Wherever "entrance" appears in a line, copy that line.

--- start of Dataset content ---

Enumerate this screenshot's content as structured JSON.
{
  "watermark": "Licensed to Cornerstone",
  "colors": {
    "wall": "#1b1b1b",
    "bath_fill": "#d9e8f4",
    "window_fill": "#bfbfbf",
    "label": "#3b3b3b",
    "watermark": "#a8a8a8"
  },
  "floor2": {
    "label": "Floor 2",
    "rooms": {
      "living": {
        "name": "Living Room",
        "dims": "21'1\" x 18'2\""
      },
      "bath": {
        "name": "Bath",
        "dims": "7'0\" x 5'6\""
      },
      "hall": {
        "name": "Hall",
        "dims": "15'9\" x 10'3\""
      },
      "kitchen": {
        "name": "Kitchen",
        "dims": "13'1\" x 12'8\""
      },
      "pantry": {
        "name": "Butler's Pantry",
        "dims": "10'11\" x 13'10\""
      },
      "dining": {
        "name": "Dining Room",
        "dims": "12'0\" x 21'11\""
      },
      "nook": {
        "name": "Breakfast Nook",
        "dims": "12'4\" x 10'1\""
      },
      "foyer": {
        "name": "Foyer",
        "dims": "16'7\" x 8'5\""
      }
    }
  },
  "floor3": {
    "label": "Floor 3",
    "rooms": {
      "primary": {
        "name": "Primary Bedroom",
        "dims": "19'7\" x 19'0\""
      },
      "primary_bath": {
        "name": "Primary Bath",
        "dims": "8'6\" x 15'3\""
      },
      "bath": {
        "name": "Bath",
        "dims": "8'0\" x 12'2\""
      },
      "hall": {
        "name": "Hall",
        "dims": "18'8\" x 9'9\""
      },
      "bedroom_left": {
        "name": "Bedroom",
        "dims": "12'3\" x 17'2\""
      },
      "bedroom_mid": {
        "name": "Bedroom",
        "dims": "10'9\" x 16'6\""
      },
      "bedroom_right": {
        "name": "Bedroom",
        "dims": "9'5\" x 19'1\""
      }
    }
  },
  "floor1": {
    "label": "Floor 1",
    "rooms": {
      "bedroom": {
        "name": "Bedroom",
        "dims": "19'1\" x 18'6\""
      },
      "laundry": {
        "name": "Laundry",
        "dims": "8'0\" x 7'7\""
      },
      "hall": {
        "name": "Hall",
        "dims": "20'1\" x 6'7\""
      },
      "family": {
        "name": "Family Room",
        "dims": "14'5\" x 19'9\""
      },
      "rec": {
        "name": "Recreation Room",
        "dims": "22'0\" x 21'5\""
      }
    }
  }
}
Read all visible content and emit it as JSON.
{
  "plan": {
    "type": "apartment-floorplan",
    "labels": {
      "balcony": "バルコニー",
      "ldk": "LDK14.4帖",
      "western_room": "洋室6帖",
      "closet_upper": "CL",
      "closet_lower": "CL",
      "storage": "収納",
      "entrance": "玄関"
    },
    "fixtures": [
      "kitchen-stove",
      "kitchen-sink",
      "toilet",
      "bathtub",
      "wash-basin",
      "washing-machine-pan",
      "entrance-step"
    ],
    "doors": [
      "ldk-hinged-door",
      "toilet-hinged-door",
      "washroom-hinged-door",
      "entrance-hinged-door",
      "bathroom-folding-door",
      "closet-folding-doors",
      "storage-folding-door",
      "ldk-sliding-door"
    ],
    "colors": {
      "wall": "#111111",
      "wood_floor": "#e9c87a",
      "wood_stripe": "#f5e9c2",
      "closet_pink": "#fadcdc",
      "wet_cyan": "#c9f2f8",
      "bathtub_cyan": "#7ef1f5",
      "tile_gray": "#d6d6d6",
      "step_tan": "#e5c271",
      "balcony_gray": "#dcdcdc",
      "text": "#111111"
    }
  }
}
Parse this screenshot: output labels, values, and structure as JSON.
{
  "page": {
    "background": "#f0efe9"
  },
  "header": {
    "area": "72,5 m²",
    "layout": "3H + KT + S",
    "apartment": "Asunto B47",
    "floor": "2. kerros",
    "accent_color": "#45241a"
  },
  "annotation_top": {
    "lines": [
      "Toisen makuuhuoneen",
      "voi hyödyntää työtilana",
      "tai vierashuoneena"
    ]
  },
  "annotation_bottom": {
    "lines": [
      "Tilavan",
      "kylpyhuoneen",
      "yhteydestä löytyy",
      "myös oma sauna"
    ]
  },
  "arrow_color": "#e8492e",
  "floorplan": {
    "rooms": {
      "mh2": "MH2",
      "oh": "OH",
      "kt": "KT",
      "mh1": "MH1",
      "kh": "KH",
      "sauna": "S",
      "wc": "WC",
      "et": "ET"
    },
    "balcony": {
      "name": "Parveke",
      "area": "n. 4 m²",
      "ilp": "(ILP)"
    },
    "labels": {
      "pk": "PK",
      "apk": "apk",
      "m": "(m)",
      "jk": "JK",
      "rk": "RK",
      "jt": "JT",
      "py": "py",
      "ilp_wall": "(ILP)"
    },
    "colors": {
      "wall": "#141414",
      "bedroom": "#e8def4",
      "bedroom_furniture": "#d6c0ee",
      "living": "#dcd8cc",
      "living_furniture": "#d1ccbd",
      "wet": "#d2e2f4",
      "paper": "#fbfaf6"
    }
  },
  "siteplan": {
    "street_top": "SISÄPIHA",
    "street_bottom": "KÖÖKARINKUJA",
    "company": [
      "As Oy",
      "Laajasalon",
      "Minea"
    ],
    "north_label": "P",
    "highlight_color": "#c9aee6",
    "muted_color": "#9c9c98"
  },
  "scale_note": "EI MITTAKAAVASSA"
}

--- end of Dataset content ---

◆ Completed task:
      "entrance": "玄関"
      "entrance-step"
      "entrance-hinged-door",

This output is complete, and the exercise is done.